• OBJECTIVE
Count lines holding the string "name" in the data that follows. Reply with one number only.

• EXTRACTED DATA
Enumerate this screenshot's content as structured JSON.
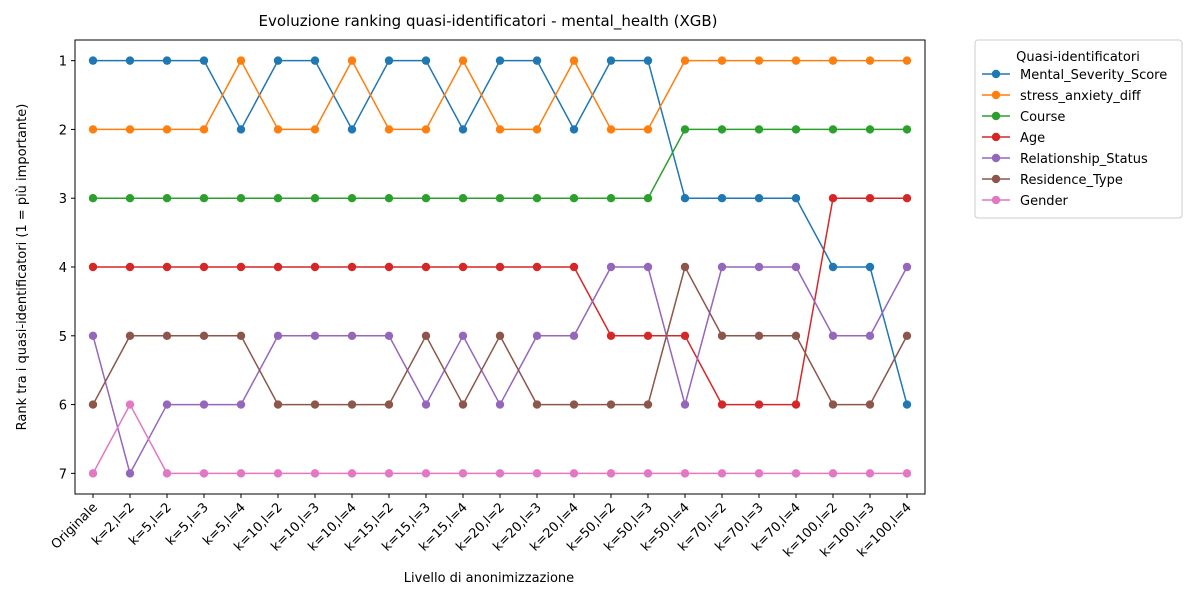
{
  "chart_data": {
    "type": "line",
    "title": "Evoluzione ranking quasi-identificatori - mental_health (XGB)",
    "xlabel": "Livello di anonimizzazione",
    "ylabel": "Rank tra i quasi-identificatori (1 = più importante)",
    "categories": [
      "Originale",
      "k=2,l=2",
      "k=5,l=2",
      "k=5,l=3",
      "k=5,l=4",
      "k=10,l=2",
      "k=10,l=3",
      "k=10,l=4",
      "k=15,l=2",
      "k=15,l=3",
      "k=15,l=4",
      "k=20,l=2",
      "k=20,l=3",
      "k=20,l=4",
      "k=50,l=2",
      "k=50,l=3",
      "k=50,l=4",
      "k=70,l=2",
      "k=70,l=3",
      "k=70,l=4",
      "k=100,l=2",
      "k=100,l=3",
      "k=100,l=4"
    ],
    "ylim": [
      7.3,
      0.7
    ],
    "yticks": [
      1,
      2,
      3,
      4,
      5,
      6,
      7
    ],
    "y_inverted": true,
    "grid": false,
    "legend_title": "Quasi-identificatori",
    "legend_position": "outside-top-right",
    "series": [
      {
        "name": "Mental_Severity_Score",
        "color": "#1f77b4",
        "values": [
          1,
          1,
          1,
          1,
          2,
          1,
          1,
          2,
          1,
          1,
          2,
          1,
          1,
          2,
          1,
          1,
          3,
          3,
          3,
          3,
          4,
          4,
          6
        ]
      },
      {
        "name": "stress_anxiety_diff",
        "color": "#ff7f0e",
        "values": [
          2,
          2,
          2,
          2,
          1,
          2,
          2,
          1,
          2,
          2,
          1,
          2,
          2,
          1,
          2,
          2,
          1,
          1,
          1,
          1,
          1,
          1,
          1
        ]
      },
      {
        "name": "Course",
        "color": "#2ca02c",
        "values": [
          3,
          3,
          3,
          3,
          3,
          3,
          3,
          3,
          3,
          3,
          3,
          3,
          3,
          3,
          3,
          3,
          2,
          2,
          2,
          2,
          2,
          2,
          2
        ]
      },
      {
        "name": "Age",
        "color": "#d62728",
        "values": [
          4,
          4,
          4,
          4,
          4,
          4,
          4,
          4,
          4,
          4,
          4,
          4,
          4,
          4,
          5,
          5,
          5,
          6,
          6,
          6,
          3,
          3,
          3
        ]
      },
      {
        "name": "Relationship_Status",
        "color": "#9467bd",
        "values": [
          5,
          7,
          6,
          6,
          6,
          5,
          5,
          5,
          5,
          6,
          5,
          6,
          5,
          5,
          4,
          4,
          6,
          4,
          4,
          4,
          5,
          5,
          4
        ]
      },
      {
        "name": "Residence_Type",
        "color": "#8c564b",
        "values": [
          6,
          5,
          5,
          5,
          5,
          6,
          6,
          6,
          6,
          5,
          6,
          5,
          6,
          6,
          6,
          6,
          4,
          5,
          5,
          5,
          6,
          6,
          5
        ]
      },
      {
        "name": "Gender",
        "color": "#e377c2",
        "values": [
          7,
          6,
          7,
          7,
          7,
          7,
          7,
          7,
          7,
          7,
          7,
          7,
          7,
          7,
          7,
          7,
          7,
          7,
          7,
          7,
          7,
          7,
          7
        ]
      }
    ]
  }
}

* * *

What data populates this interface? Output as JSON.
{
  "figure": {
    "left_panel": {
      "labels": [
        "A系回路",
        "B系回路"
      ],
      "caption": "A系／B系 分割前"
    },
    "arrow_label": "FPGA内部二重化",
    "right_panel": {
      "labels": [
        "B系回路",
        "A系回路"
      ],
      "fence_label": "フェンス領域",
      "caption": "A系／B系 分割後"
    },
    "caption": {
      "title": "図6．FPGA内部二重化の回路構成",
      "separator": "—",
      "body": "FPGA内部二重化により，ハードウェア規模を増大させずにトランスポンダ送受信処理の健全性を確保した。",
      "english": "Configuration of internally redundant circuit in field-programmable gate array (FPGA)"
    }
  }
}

• FINISHED TASK
7